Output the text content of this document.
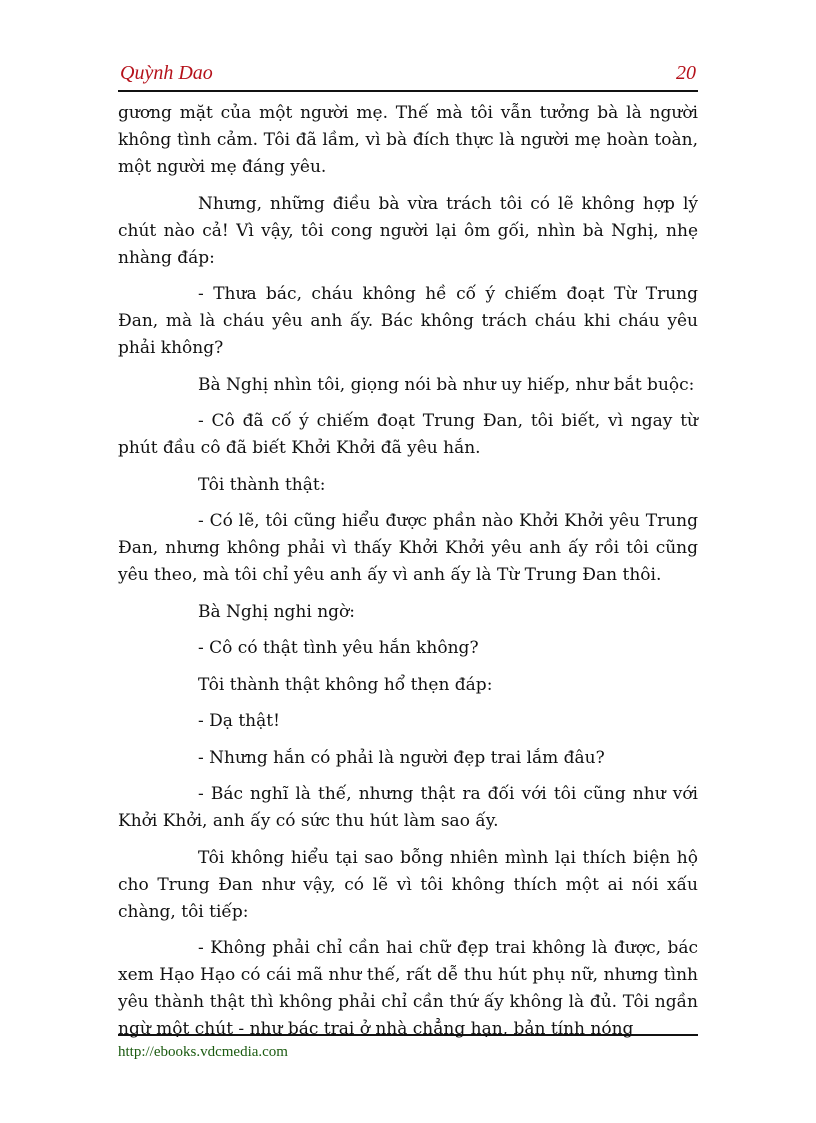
Quỳnh Dao	20

gương mặt của một người mẹ. Thế mà tôi vẫn tưởng bà là người không tình cảm. Tôi đã lầm, vì bà đích thực là người mẹ hoàn toàn, một người mẹ đáng yêu.

Nhưng, những điều bà vừa trách tôi có lẽ không hợp lý chút nào cả! Vì vậy, tôi cong người lại ôm gối, nhìn bà Nghị, nhẹ nhàng đáp:

- Thưa bác, cháu không hề cố ý chiếm đoạt Từ Trung Đan, mà là cháu yêu anh ấy. Bác không trách cháu khi cháu yêu phải không?

Bà Nghị nhìn tôi, giọng nói bà như uy hiếp, như bắt buộc:

- Cô đã cố ý chiếm đoạt Trung Đan, tôi biết, vì ngay từ phút đầu cô đã biết Khởi Khởi đã yêu hắn.

Tôi thành thật:

- Có lẽ, tôi cũng hiểu được phần nào Khởi Khởi yêu Trung Đan, nhưng không phải vì thấy Khởi Khởi yêu anh ấy rồi tôi cũng yêu theo, mà tôi chỉ yêu anh ấy vì anh ấy là Từ Trung Đan thôi.

Bà Nghị nghi ngờ:

- Cô có thật tình yêu hắn không?

Tôi thành thật không hổ thẹn đáp:

- Dạ thật!

- Nhưng hắn có phải là người đẹp trai lắm đâu?

- Bác nghĩ là thế, nhưng thật ra đối với tôi cũng như với Khởi Khởi, anh ấy có sức thu hút làm sao ấy.

Tôi không hiểu tại sao bỗng nhiên mình lại thích biện hộ cho Trung Đan như vậy, có lẽ vì tôi không thích một ai nói xấu chàng, tôi tiếp:

- Không phải chỉ cần hai chữ đẹp trai không là được, bác xem Hạo Hạo có cái mã như thế, rất dễ thu hút phụ nữ, nhưng tình yêu thành thật thì không phải chỉ cần thứ ấy không là đủ. Tôi ngần ngừ một chút - như bác trai ở nhà chẳng hạn, bản tính nóng

http://ebooks.vdcmedia.com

::::::

> **WHAT YOU NEED TO DO**: Find every line in the records above that holds the word "trách", and copy each one.

> **RESPONSE**:
Nhưng, những điều bà vừa trách tôi có lẽ không hợp lý chút nào cả! Vì vậy, tôi cong người lại ôm gối, nhìn bà Nghị, nhẹ nhàng đáp:
- Thưa bác, cháu không hề cố ý chiếm đoạt Từ Trung Đan, mà là cháu yêu anh ấy. Bác không trách cháu khi cháu yêu phải không?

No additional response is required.